Reading passage →
When CT arteriography is performed with bolus tracking at the level of the ascending aorta and pulmonary artery, gradual pulmonary artery enhancement can aid image interpretation. For example, it can help in differentiating causes of pulmonary artery dilatation during CT pulmonary angiography even if the protocol is not designed for visualizing septal defects. We have encountered several young women patients with dilated pulmonary arteries and no pulmonary embolism but a positive gradual pulmonary artery enhancement sign. Given this sign and their ages and presentations, ASD was suspected and confirmed on echocardiography. The validity of this sign in protocols other than electrocardiographically gated cardiac CT with ß-blockade needs confirmation because differences in cardiac output might also alter the pulmonary artery enhancement pattern.
In the comparison of small and large VSDs, MSPA and tMSPA values overlapped and did not significantly differ. Because of the large pressure gradient in VSDs (even small ones), shunt flow is assumed to be so large that the MSPA and tMSPA are pushed to the edge, and they no longer reflect changes in shunt size. However, ABC and PA/AO values can still reflect differences in shunt sizes. All four parameters may be useful for detecting septal defects, but ABC and PA/AO values might be best because they help in differentiating small and large VSDs.

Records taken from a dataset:
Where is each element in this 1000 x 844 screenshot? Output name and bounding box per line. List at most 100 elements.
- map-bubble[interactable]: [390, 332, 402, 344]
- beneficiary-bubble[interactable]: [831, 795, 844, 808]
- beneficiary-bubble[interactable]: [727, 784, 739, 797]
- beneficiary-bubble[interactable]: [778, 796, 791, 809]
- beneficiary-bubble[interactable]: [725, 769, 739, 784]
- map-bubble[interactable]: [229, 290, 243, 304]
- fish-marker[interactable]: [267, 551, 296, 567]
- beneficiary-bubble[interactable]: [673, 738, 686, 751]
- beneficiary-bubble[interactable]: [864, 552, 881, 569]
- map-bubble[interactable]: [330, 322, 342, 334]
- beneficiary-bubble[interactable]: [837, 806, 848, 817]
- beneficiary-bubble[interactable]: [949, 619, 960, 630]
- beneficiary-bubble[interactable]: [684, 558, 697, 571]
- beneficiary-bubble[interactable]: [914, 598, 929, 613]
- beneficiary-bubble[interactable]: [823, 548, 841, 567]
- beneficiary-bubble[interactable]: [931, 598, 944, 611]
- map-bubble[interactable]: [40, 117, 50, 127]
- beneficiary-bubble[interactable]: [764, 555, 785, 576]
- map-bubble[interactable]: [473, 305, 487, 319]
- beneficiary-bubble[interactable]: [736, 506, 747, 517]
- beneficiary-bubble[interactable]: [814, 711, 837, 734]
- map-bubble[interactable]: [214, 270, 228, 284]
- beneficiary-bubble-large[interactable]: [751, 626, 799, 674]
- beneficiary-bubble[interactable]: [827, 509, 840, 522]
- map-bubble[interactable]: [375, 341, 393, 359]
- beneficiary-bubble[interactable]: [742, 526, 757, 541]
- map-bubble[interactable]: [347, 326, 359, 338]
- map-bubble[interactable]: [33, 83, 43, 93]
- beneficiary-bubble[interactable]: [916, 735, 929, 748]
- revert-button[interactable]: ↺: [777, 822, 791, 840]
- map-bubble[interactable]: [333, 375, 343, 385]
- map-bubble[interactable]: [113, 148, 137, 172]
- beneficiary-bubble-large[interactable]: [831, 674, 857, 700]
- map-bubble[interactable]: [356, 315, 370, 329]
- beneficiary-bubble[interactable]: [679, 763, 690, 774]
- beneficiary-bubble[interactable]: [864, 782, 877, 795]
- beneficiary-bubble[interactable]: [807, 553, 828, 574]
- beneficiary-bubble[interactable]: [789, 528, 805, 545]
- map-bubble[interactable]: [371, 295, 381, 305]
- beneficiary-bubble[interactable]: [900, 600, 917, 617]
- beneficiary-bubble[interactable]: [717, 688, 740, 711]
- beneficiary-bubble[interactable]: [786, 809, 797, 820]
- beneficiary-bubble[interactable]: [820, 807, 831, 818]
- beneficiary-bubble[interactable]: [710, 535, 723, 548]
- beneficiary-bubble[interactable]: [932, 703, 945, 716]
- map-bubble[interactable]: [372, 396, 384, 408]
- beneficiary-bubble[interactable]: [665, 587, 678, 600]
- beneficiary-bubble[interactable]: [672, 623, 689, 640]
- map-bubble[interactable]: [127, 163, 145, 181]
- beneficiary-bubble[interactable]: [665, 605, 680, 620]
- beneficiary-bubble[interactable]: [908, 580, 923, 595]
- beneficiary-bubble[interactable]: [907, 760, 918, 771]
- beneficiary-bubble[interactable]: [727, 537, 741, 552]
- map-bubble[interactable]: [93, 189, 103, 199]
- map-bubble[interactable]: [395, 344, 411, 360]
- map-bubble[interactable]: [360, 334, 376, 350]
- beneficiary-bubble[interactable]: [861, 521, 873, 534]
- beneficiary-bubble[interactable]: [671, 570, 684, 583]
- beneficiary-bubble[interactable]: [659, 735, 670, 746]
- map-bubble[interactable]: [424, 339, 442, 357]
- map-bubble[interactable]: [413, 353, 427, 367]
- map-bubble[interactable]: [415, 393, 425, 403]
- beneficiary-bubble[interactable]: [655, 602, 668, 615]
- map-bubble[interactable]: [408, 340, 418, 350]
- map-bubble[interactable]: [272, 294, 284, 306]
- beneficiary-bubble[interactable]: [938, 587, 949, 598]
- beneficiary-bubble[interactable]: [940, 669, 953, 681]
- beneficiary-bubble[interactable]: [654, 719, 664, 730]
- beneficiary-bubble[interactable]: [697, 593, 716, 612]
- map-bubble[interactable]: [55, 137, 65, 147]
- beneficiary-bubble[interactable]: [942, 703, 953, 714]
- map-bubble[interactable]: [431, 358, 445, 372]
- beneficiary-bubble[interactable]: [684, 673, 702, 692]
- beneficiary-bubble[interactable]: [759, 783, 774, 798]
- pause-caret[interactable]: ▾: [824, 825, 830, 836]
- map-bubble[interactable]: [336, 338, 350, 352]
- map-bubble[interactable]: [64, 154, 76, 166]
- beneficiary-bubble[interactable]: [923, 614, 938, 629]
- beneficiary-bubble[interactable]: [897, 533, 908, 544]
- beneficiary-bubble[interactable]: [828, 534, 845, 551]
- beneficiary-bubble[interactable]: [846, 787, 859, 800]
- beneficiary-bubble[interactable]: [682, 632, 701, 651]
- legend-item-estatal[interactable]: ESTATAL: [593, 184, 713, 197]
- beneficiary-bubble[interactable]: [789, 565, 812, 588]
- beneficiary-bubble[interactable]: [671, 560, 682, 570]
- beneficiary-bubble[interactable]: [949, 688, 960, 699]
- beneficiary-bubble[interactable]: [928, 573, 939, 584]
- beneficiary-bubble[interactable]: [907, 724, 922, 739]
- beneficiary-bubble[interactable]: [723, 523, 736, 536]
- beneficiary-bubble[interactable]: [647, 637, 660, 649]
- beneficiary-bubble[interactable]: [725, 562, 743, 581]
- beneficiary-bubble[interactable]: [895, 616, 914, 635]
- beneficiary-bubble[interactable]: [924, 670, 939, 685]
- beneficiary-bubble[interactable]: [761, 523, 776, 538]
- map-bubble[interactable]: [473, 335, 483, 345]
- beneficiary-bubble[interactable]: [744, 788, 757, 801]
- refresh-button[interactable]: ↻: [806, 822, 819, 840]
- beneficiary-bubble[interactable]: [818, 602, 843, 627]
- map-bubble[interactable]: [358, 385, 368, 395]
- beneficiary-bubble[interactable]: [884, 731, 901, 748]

Questions →
a) According to the text on septal defects, which test confirmed ASD in the young women patients with dilated pulmonary arteries?
b) Quote the text on septal defects from "In the comparison" to "and large VSDs.".
Answer using only the text on septal defects and pulmonary artery enhancement.

Your responses →
a) Echocardiography confirmed ASD.

b)
In the comparison of small and large VSDs, MSPA and tMSPA values overlapped and did not significantly differ. Because of the large pressure gradient in VSDs (even small ones), shunt flow is assumed to be so large that the MSPA and tMSPA are pushed to the edge, and they no longer reflect changes in shunt size. However, ABC and PA/AO values can still reflect differences in shunt sizes. All four parameters may be useful for detecting septal defects, but ABC and PA/AO values might be best because they help in differentiating small and large VSDs.